***** DATA ENTRIES *****

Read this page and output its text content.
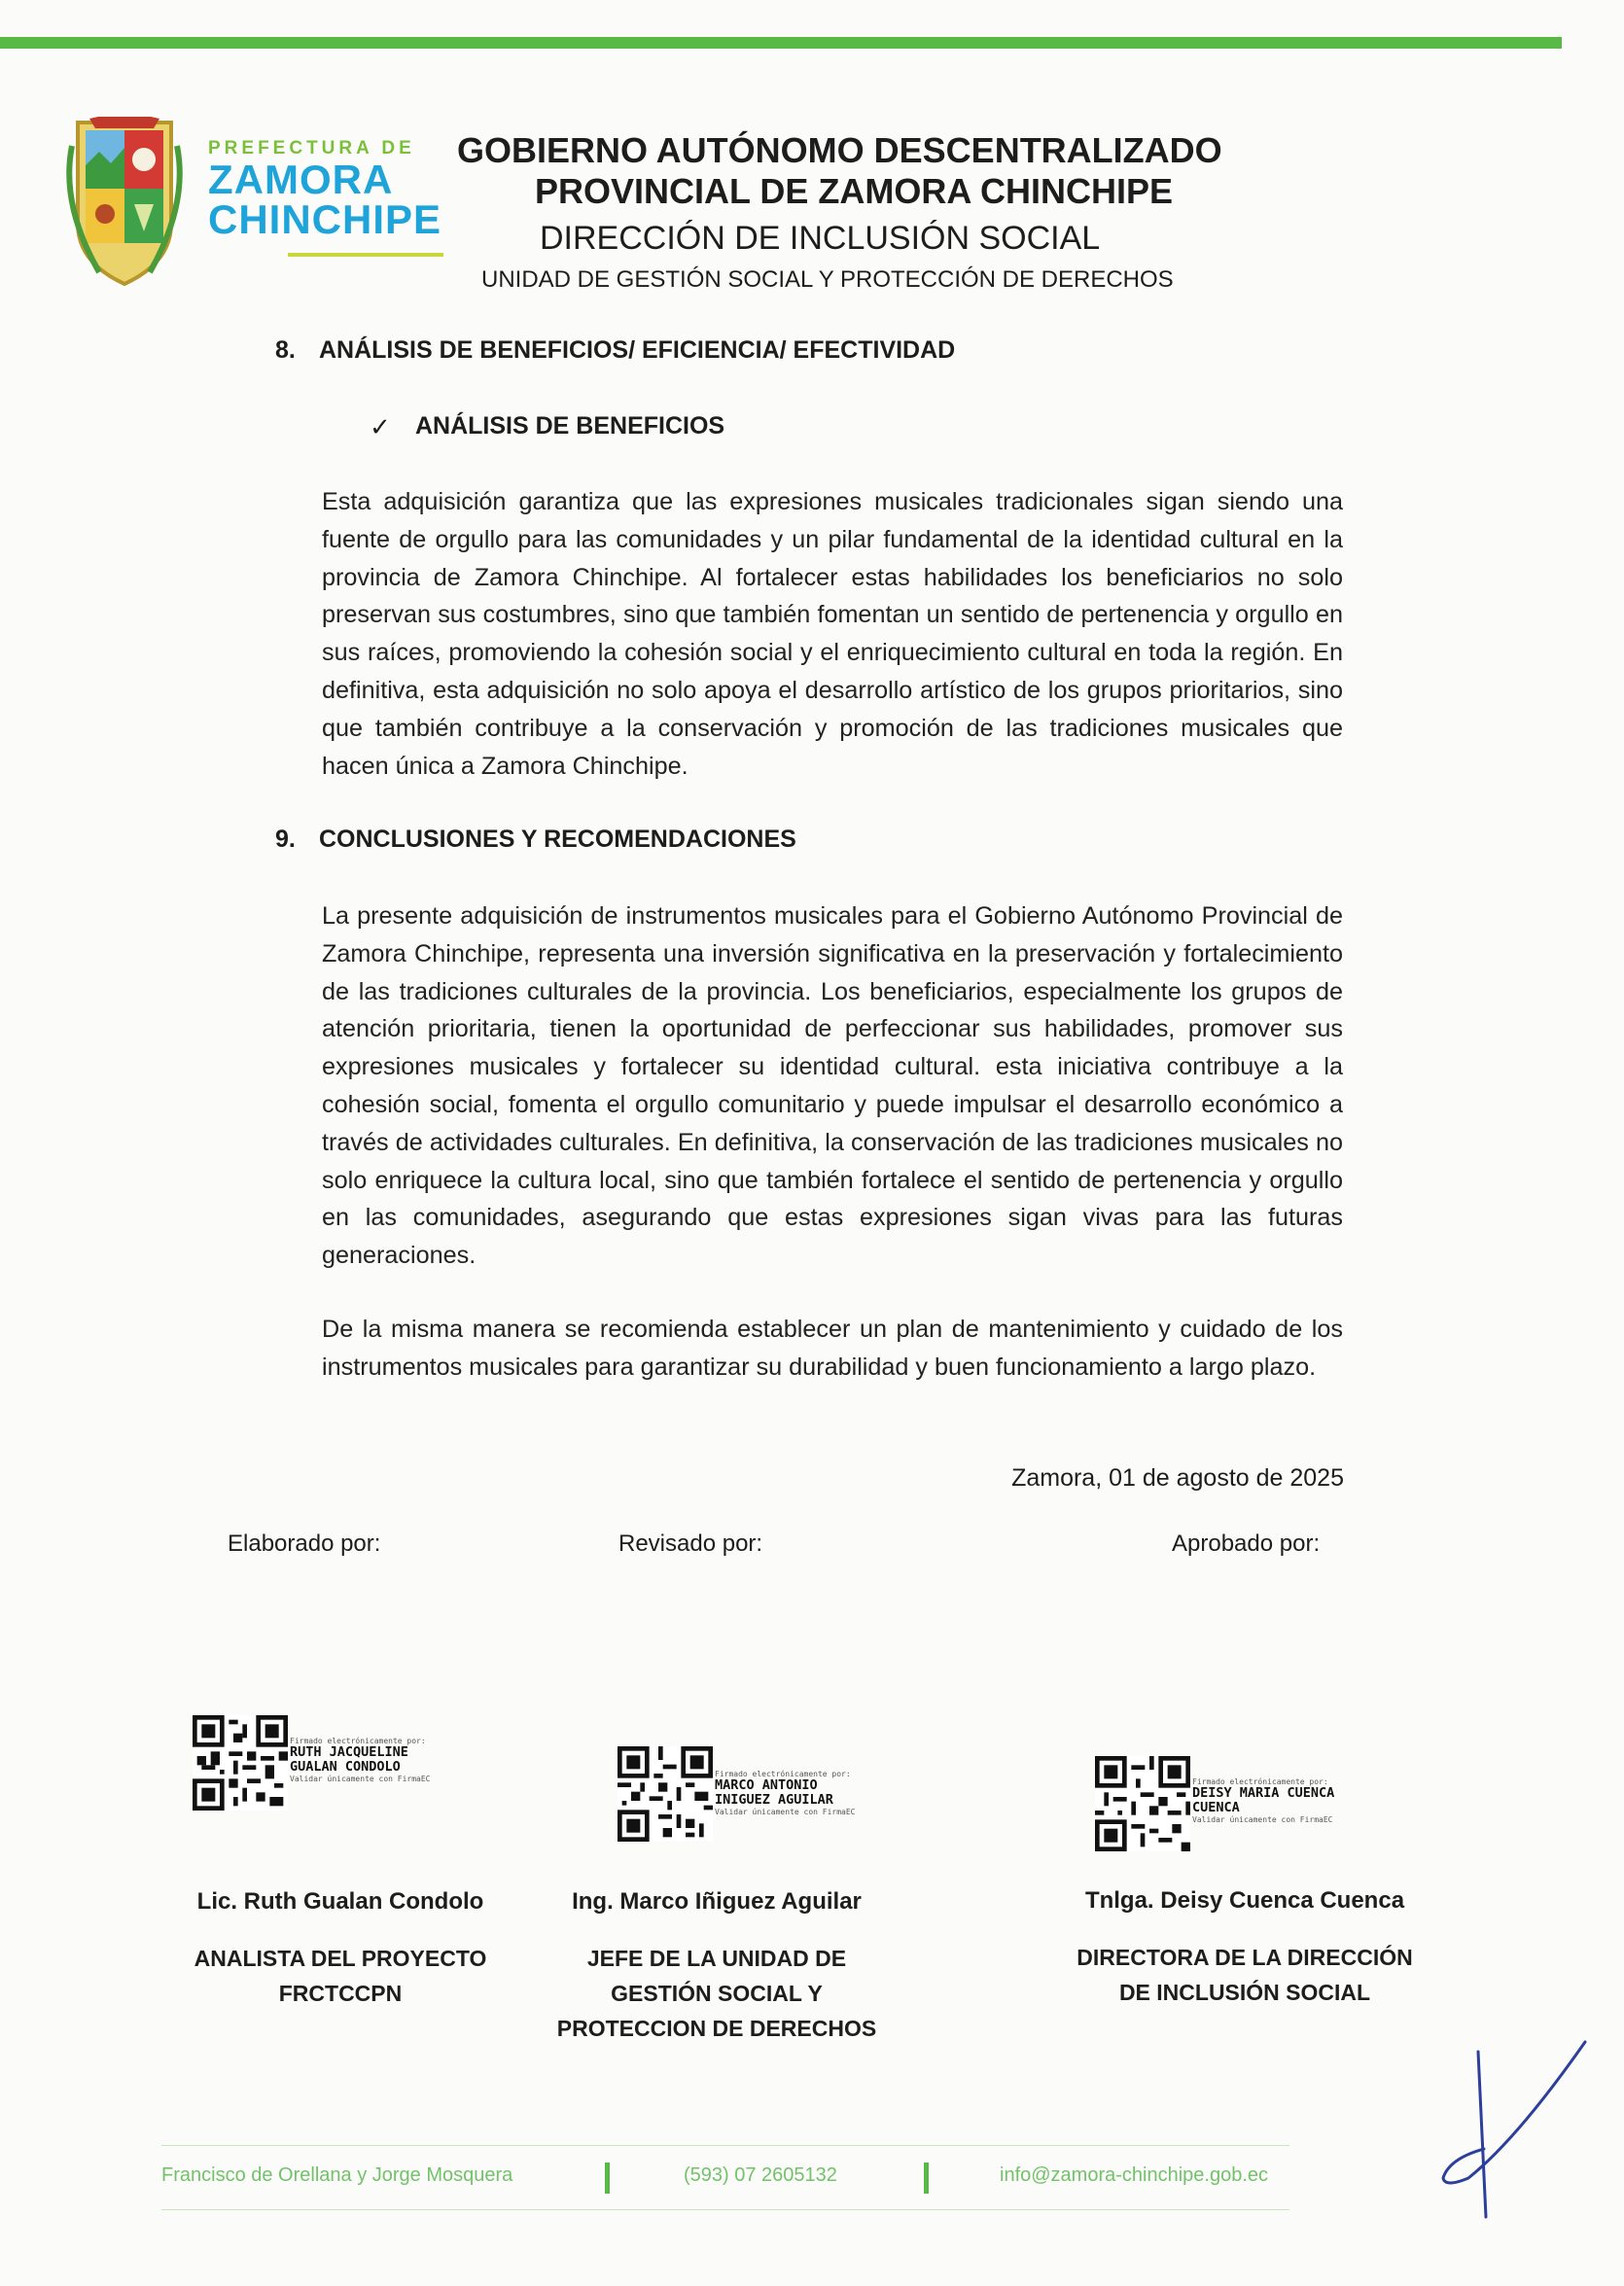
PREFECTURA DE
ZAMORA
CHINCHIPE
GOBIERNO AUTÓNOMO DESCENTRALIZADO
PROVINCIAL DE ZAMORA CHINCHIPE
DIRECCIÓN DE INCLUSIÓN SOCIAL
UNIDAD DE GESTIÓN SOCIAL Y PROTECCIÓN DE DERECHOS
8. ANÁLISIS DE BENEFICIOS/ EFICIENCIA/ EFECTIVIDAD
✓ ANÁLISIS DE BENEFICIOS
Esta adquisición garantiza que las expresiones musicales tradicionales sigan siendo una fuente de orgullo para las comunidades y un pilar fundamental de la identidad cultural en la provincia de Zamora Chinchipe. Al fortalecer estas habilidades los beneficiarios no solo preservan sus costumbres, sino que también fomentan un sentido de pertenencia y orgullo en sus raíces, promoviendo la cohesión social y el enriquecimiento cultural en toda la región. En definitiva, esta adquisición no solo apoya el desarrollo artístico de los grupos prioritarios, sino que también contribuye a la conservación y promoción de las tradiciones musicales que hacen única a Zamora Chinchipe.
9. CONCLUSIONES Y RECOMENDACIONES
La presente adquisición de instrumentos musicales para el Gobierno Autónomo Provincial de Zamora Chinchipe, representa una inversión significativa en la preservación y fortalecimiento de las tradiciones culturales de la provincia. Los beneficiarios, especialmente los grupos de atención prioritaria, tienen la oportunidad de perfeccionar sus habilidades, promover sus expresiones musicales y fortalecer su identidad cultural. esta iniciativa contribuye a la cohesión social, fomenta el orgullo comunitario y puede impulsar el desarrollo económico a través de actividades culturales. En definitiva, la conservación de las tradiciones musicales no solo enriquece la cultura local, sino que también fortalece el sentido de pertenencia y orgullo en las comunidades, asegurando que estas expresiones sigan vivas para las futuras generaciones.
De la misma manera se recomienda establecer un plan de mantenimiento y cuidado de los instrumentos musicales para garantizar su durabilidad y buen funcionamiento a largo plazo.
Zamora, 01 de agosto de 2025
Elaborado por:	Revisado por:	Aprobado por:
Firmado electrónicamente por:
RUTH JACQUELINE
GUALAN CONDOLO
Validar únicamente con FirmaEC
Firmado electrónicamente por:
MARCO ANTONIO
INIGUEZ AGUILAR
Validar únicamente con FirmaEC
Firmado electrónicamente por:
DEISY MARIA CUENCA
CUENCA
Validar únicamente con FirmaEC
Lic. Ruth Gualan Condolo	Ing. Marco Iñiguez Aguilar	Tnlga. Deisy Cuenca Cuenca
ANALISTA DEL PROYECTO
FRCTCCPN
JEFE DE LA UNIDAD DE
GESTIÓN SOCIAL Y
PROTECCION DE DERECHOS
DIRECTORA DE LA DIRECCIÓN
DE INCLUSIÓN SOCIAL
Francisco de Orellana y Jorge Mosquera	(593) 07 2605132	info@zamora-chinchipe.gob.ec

*****
***** DATA ENTRIES *****

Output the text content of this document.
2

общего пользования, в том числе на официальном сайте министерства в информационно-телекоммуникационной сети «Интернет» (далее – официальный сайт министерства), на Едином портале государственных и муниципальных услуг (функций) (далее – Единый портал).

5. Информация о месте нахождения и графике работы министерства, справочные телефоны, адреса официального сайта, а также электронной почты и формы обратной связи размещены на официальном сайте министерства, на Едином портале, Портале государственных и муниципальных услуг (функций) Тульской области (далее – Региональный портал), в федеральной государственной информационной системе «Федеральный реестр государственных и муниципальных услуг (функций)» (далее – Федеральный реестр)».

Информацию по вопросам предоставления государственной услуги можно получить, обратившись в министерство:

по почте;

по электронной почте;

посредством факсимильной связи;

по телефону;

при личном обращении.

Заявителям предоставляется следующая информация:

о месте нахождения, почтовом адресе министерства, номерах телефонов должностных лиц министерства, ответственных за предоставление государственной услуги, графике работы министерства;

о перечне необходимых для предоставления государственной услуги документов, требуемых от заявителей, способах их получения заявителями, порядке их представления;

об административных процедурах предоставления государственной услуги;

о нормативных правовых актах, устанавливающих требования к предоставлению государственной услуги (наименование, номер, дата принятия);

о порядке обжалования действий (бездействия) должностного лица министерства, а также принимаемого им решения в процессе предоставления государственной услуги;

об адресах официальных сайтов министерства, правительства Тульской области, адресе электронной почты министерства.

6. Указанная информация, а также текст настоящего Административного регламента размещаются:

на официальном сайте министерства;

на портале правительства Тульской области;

*****

* YOUR OBJECTIVE *
Select all lines in the listing that include the word "this".

* ANSWER TO THE TASK *
Read this page and output its text content.
Output the text content of this document.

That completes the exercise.